**Source material**
(begin)

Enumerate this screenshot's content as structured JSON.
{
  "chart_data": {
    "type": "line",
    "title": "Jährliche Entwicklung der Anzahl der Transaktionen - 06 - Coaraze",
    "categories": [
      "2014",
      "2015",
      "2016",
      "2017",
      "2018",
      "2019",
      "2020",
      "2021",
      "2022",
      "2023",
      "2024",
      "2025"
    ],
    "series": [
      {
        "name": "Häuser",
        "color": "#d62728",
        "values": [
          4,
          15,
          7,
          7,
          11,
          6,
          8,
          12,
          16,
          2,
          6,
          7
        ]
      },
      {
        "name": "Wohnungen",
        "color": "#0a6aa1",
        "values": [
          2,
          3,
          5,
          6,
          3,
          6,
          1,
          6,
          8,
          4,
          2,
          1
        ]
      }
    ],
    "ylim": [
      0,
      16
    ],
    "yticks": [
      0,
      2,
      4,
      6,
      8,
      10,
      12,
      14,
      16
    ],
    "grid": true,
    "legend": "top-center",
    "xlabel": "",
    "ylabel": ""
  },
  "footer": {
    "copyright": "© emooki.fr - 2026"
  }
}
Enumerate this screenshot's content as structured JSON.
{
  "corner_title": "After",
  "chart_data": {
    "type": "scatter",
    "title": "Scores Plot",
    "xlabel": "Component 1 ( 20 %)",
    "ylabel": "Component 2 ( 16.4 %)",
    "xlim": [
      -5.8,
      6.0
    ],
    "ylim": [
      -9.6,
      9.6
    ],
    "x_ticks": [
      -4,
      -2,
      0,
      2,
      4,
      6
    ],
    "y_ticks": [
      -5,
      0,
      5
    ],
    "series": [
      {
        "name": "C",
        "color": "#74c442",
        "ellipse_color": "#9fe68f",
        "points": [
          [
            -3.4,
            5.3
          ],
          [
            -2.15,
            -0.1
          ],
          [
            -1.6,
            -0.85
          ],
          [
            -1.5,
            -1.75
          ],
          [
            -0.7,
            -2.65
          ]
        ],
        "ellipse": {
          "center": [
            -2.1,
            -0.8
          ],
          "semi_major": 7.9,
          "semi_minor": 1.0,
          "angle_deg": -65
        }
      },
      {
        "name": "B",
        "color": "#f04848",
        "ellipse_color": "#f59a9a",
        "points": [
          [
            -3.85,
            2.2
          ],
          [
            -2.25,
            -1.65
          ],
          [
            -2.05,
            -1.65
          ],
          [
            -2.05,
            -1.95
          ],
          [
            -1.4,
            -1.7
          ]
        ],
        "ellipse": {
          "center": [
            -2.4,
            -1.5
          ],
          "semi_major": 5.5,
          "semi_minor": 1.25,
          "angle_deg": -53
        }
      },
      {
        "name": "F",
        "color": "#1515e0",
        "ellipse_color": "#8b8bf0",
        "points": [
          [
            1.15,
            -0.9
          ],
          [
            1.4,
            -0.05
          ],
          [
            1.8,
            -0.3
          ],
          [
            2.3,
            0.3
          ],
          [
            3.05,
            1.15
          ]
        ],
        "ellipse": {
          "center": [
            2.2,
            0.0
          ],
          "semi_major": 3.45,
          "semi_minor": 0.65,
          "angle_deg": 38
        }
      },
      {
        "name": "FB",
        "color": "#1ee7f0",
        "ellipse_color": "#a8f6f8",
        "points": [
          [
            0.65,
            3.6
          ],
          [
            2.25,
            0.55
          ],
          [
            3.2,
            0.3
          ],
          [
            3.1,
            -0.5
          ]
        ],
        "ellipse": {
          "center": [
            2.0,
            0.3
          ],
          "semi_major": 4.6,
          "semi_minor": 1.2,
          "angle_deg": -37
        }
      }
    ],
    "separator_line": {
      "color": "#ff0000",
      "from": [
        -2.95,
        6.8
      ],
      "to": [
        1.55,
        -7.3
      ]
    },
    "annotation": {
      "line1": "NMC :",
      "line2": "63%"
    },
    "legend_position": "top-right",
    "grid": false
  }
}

(end)

**What this task involves**
Write out the data again, exactly and in full.

**Solution to the exercise**
Enumerate this screenshot's content as structured JSON.
{
  "chart_data": {
    "type": "line",
    "title": "Jährliche Entwicklung der Anzahl der Transaktionen - 06 - Coaraze",
    "categories": [
      "2014",
      "2015",
      "2016",
      "2017",
      "2018",
      "2019",
      "2020",
      "2021",
      "2022",
      "2023",
      "2024",
      "2025"
    ],
    "series": [
      {
        "name": "Häuser",
        "color": "#d62728",
        "values": [
          4,
          15,
          7,
          7,
          11,
          6,
          8,
          12,
          16,
          2,
          6,
          7
        ]
      },
      {
        "name": "Wohnungen",
        "color": "#0a6aa1",
        "values": [
          2,
          3,
          5,
          6,
          3,
          6,
          1,
          6,
          8,
          4,
          2,
          1
        ]
      }
    ],
    "ylim": [
      0,
      16
    ],
    "yticks": [
      0,
      2,
      4,
      6,
      8,
      10,
      12,
      14,
      16
    ],
    "grid": true,
    "legend": "top-center",
    "xlabel": "",
    "ylabel": ""
  },
  "footer": {
    "copyright": "© emooki.fr - 2026"
  }
}
Enumerate this screenshot's content as structured JSON.
{
  "corner_title": "After",
  "chart_data": {
    "type": "scatter",
    "title": "Scores Plot",
    "xlabel": "Component 1 ( 20 %)",
    "ylabel": "Component 2 ( 16.4 %)",
    "xlim": [
      -5.8,
      6.0
    ],
    "ylim": [
      -9.6,
      9.6
    ],
    "x_ticks": [
      -4,
      -2,
      0,
      2,
      4,
      6
    ],
    "y_ticks": [
      -5,
      0,
      5
    ],
    "series": [
      {
        "name": "C",
        "color": "#74c442",
        "ellipse_color": "#9fe68f",
        "points": [
          [
            -3.4,
            5.3
          ],
          [
            -2.15,
            -0.1
          ],
          [
            -1.6,
            -0.85
          ],
          [
            -1.5,
            -1.75
          ],
          [
            -0.7,
            -2.65
          ]
        ],
        "ellipse": {
          "center": [
            -2.1,
            -0.8
          ],
          "semi_major": 7.9,
          "semi_minor": 1.0,
          "angle_deg": -65
        }
      },
      {
        "name": "B",
        "color": "#f04848",
        "ellipse_color": "#f59a9a",
        "points": [
          [
            -3.85,
            2.2
          ],
          [
            -2.25,
            -1.65
          ],
          [
            -2.05,
            -1.65
          ],
          [
            -2.05,
            -1.95
          ],
          [
            -1.4,
            -1.7
          ]
        ],
        "ellipse": {
          "center": [
            -2.4,
            -1.5
          ],
          "semi_major": 5.5,
          "semi_minor": 1.25,
          "angle_deg": -53
        }
      },
      {
        "name": "F",
        "color": "#1515e0",
        "ellipse_color": "#8b8bf0",
        "points": [
          [
            1.15,
            -0.9
          ],
          [
            1.4,
            -0.05
          ],
          [
            1.8,
            -0.3
          ],
          [
            2.3,
            0.3
          ],
          [
            3.05,
            1.15
          ]
        ],
        "ellipse": {
          "center": [
            2.2,
            0.0
          ],
          "semi_major": 3.45,
          "semi_minor": 0.65,
          "angle_deg": 38
        }
      },
      {
        "name": "FB",
        "color": "#1ee7f0",
        "ellipse_color": "#a8f6f8",
        "points": [
          [
            0.65,
            3.6
          ],
          [
            2.25,
            0.55
          ],
          [
            3.2,
            0.3
          ],
          [
            3.1,
            -0.5
          ]
        ],
        "ellipse": {
          "center": [
            2.0,
            0.3
          ],
          "semi_major": 4.6,
          "semi_minor": 1.2,
          "angle_deg": -37
        }
      }
    ],
    "separator_line": {
      "color": "#ff0000",
      "from": [
        -2.95,
        6.8
      ],
      "to": [
        1.55,
        -7.3
      ]
    },
    "annotation": {
      "line1": "NMC :",
      "line2": "63%"
    },
    "legend_position": "top-right",
    "grid": false
  }
}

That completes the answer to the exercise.